— begin —

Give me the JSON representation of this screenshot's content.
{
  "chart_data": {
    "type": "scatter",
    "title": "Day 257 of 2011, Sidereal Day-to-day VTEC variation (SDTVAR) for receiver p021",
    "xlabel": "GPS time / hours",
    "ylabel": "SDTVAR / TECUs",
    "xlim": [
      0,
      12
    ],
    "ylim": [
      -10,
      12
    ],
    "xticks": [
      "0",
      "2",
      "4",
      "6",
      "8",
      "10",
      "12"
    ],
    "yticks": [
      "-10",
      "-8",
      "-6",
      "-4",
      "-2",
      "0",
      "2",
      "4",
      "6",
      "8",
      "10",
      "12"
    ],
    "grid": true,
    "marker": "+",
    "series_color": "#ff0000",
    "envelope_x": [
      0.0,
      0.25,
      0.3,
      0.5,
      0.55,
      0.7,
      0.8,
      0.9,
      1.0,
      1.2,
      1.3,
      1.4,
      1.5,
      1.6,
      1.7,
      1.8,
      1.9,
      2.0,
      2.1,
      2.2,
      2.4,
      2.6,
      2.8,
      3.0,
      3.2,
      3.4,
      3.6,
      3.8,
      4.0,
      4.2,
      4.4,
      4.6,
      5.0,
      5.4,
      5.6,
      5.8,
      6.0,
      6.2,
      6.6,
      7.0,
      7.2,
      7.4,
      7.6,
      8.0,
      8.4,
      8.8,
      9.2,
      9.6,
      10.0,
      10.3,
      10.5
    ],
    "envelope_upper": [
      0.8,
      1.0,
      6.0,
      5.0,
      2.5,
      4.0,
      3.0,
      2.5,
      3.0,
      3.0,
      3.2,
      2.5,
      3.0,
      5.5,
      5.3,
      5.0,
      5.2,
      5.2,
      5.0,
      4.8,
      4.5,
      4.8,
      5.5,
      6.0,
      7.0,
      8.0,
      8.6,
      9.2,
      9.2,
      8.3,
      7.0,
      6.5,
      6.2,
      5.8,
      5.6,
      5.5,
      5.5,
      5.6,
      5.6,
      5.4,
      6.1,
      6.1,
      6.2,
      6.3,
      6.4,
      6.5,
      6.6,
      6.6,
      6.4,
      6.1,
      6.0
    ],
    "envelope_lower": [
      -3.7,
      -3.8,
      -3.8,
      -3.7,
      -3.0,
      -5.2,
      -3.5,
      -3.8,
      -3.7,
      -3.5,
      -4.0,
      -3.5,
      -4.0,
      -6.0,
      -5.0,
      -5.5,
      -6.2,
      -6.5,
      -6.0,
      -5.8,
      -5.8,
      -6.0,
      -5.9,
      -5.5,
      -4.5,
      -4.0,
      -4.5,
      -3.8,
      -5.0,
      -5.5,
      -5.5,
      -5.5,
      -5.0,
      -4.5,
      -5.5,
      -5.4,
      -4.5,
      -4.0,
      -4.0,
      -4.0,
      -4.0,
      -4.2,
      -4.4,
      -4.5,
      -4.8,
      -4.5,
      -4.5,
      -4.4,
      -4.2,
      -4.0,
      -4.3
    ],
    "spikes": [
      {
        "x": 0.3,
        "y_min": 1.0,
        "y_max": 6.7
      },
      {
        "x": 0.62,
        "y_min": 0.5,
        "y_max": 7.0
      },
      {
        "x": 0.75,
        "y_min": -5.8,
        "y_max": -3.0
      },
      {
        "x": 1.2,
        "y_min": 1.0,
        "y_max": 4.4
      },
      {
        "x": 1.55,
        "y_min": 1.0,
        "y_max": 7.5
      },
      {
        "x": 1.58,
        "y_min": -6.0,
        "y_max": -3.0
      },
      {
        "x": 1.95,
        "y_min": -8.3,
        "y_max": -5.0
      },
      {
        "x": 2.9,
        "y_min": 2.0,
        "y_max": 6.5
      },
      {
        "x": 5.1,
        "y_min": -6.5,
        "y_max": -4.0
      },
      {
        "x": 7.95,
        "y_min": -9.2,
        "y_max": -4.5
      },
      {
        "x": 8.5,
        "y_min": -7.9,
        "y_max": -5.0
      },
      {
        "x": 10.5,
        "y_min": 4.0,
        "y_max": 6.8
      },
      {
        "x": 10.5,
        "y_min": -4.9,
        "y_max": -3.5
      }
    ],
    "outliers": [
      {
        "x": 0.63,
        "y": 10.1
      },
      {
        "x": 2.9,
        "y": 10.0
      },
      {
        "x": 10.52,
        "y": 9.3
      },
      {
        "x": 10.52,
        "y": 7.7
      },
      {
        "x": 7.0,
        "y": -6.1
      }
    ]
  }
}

— end —

OBJECTIVE ▸ Pull out each line holding the string "SDTVAR".

ANSWER TO THIS PROBLEM ▸
    "title": "Day 257 of 2011, Sidereal Day-to-day VTEC variation (SDTVAR) for receiver p021",
    "ylabel": "SDTVAR / TECUs",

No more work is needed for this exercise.